===== Data records =====

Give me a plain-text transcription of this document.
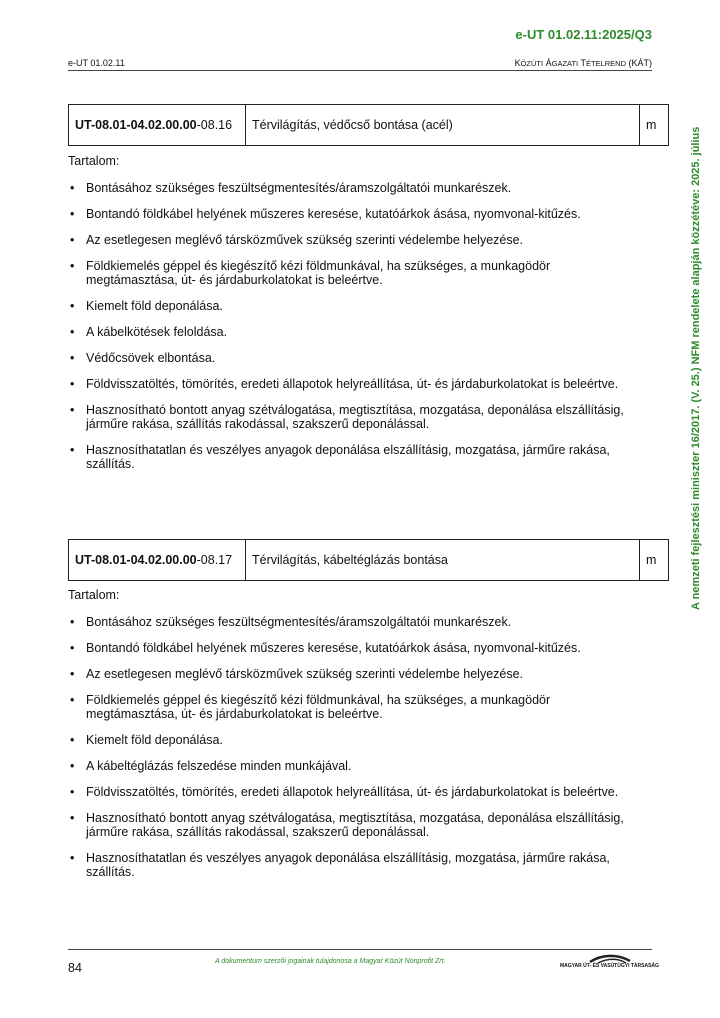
e-UT 01.02.11:2025/Q3
e-UT 01.02.11	KÖZÚTI ÁGAZATI TÉTELREND (KÁT)
A nemzeti fejlesztési miniszter 16/2017. (V. 25.) NFM rendelete alapján közzétéve: 2025. július
UT-08.01-04.02.00.00-08.16	Térvilágítás, védőcső bontása (acél)	m
Tartalom:
• Bontásához szükséges feszültségmentesítés/áramszolgáltatói munkarészek.
• Bontandó földkábel helyének műszeres keresése, kutatóárkok ásása, nyomvonal-kitűzés.
• Az esetlegesen meglévő társközművek szükség szerinti védelembe helyezése.
• Földkiemelés géppel és kiegészítő kézi földmunkával, ha szükséges, a munkagödör megtámasztása, út- és járdaburkolatokat is beleértve.
• Kiemelt föld deponálása.
• A kábelkötések feloldása.
• Védőcsövek elbontása.
• Földvisszatöltés, tömörítés, eredeti állapotok helyreállítása, út- és járdaburkolatokat is beleértve.
• Hasznosítható bontott anyag szétválogatása, megtisztítása, mozgatása, deponálása elszállításig, járműre rakása, szállítás rakodással, szakszerű deponálással.
• Hasznosíthatatlan és veszélyes anyagok deponálása elszállításig, mozgatása, járműre rakása, szállítás.
UT-08.01-04.02.00.00-08.17	Térvilágítás, kábeltéglázás bontása	m
Tartalom:
• Bontásához szükséges feszültségmentesítés/áramszolgáltatói munkarészek.
• Bontandó földkábel helyének műszeres keresése, kutatóárkok ásása, nyomvonal-kitűzés.
• Az esetlegesen meglévő társközművek szükség szerinti védelembe helyezése.
• Földkiemelés géppel és kiegészítő kézi földmunkával, ha szükséges, a munkagödör megtámasztása, út- és járdaburkolatokat is beleértve.
• Kiemelt föld deponálása.
• A kábeltéglázás felszedése minden munkájával.
• Földvisszatöltés, tömörítés, eredeti állapotok helyreállítása, út- és járdaburkolatokat is beleértve.
• Hasznosítható bontott anyag szétválogatása, megtisztítása, mozgatása, deponálása elszállításig, járműre rakása, szállítás rakodással, szakszerű deponálással.
• Hasznosíthatatlan és veszélyes anyagok deponálása elszállításig, mozgatása, járműre rakása, szállítás.
84	A dokumentum szerzői jogainak tulajdonosa a Magyar Közút Nonprofit Zrt.
MAGYAR ÚT- ÉS VASÚTÜGYI TÁRSASÁG
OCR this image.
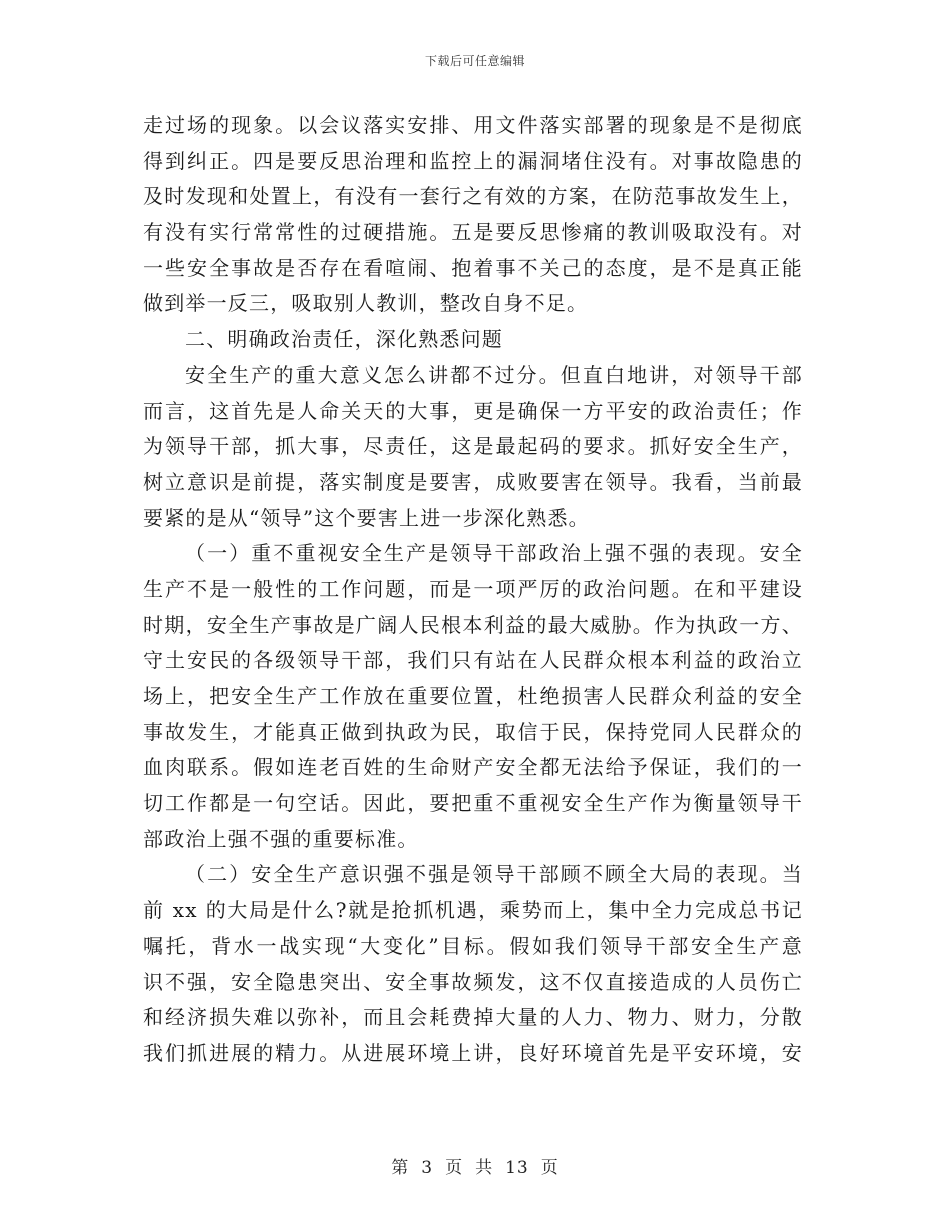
下载后可任意编辑
走过场的现象。以会议落实安排、用文件落实部署的现象是不是彻底
得到纠正。四是要反思治理和监控上的漏洞堵住没有。对事故隐患的
及时发现和处置上，有没有一套行之有效的方案，在防范事故发生上，
有没有实行常常性的过硬措施。五是要反思惨痛的教训吸取没有。对
一些安全事故是否存在看喧闹、抱着事不关己的态度，是不是真正能
做到举一反三，吸取别人教训，整改自身不足。
二、明确政治责任，深化熟悉问题
安全生产的重大意义怎么讲都不过分。但直白地讲，对领导干部
而言，这首先是人命关天的大事，更是确保一方平安的政治责任；作
为领导干部，抓大事，尽责任，这是最起码的要求。抓好安全生产，
树立意识是前提，落实制度是要害，成败要害在领导。我看，当前最
要紧的是从“领导”这个要害上进一步深化熟悉。
（一）重不重视安全生产是领导干部政治上强不强的表现。安全
生产不是一般性的工作问题，而是一项严厉的政治问题。在和平建设
时期，安全生产事故是广阔人民根本利益的最大威胁。作为执政一方、
守土安民的各级领导干部，我们只有站在人民群众根本利益的政治立
场上，把安全生产工作放在重要位置，杜绝损害人民群众利益的安全
事故发生，才能真正做到执政为民，取信于民，保持党同人民群众的
血肉联系。假如连老百姓的生命财产安全都无法给予保证，我们的一
切工作都是一句空话。因此，要把重不重视安全生产作为衡量领导干
部政治上强不强的重要标准。
（二）安全生产意识强不强是领导干部顾不顾全大局的表现。当
前 xx 的大局是什么?就是抢抓机遇，乘势而上，集中全力完成总书记
嘱托，背水一战实现“大变化”目标。假如我们领导干部安全生产意
识不强，安全隐患突出、安全事故频发，这不仅直接造成的人员伤亡
和经济损失难以弥补，而且会耗费掉大量的人力、物力、财力，分散
我们抓进展的精力。从进展环境上讲，良好环境首先是平安环境，安
第 3 页 共 13 页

=====

§ **Task instructions**
Write out every entry again word for word, without any of the pictures.

§ **The reply**
Give me a plain-text transcription of this document.
e-UT 01.02.11:2025/Q3
e-UT 01.02.11	KÖZÚTI ÁGAZATI TÉTELREND (KÁT)
A nemzeti fejlesztési miniszter 16/2017. (V. 25.) NFM rendelete alapján közzétéve: 2025. július
UT-08.01-04.02.00.00-08.16	Térvilágítás, védőcső bontása (acél)	m
Tartalom:
• Bontásához szükséges feszültségmentesítés/áramszolgáltatói munkarészek.
• Bontandó földkábel helyének műszeres keresése, kutatóárkok ásása, nyomvonal-kitűzés.
• Az esetlegesen meglévő társközművek szükség szerinti védelembe helyezése.
• Földkiemelés géppel és kiegészítő kézi földmunkával, ha szükséges, a munkagödör megtámasztása, út- és járdaburkolatokat is beleértve.
• Kiemelt föld deponálása.
• A kábelkötések feloldása.
• Védőcsövek elbontása.
• Földvisszatöltés, tömörítés, eredeti állapotok helyreállítása, út- és járdaburkolatokat is beleértve.
• Hasznosítható bontott anyag szétválogatása, megtisztítása, mozgatása, deponálása elszállításig, járműre rakása, szállítás rakodással, szakszerű deponálással.
• Hasznosíthatatlan és veszélyes anyagok deponálása elszállításig, mozgatása, járműre rakása, szállítás.
UT-08.01-04.02.00.00-08.17	Térvilágítás, kábeltéglázás bontása	m
Tartalom:
• Bontásához szükséges feszültségmentesítés/áramszolgáltatói munkarészek.
• Bontandó földkábel helyének műszeres keresése, kutatóárkok ásása, nyomvonal-kitűzés.
• Az esetlegesen meglévő társközművek szükség szerinti védelembe helyezése.
• Földkiemelés géppel és kiegészítő kézi földmunkával, ha szükséges, a munkagödör megtámasztása, út- és járdaburkolatokat is beleértve.
• Kiemelt föld deponálása.
• A kábeltéglázás felszedése minden munkájával.
• Földvisszatöltés, tömörítés, eredeti állapotok helyreállítása, út- és járdaburkolatokat is beleértve.
• Hasznosítható bontott anyag szétválogatása, megtisztítása, mozgatása, deponálása elszállításig, járműre rakása, szállítás rakodással, szakszerű deponálással.
• Hasznosíthatatlan és veszélyes anyagok deponálása elszállításig, mozgatása, járműre rakása, szállítás.
84	A dokumentum szerzői jogainak tulajdonosa a Magyar Közút Nonprofit Zrt.
MAGYAR ÚT- ÉS VASÚTÜGYI TÁRSASÁG
OCR this image.
下载后可任意编辑
走过场的现象。以会议落实安排、用文件落实部署的现象是不是彻底
得到纠正。四是要反思治理和监控上的漏洞堵住没有。对事故隐患的
及时发现和处置上，有没有一套行之有效的方案，在防范事故发生上，
有没有实行常常性的过硬措施。五是要反思惨痛的教训吸取没有。对
一些安全事故是否存在看喧闹、抱着事不关己的态度，是不是真正能
做到举一反三，吸取别人教训，整改自身不足。
二、明确政治责任，深化熟悉问题
安全生产的重大意义怎么讲都不过分。但直白地讲，对领导干部
而言，这首先是人命关天的大事，更是确保一方平安的政治责任；作
为领导干部，抓大事，尽责任，这是最起码的要求。抓好安全生产，
树立意识是前提，落实制度是要害，成败要害在领导。我看，当前最
要紧的是从“领导”这个要害上进一步深化熟悉。
（一）重不重视安全生产是领导干部政治上强不强的表现。安全
生产不是一般性的工作问题，而是一项严厉的政治问题。在和平建设
时期，安全生产事故是广阔人民根本利益的最大威胁。作为执政一方、
守土安民的各级领导干部，我们只有站在人民群众根本利益的政治立
场上，把安全生产工作放在重要位置，杜绝损害人民群众利益的安全
事故发生，才能真正做到执政为民，取信于民，保持党同人民群众的
血肉联系。假如连老百姓的生命财产安全都无法给予保证，我们的一
切工作都是一句空话。因此，要把重不重视安全生产作为衡量领导干
部政治上强不强的重要标准。
（二）安全生产意识强不强是领导干部顾不顾全大局的表现。当
前 xx 的大局是什么?就是抢抓机遇，乘势而上，集中全力完成总书记
嘱托，背水一战实现“大变化”目标。假如我们领导干部安全生产意
识不强，安全隐患突出、安全事故频发，这不仅直接造成的人员伤亡
和经济损失难以弥补，而且会耗费掉大量的人力、物力、财力，分散
我们抓进展的精力。从进展环境上讲，良好环境首先是平安环境，安
第 3 页 共 13 页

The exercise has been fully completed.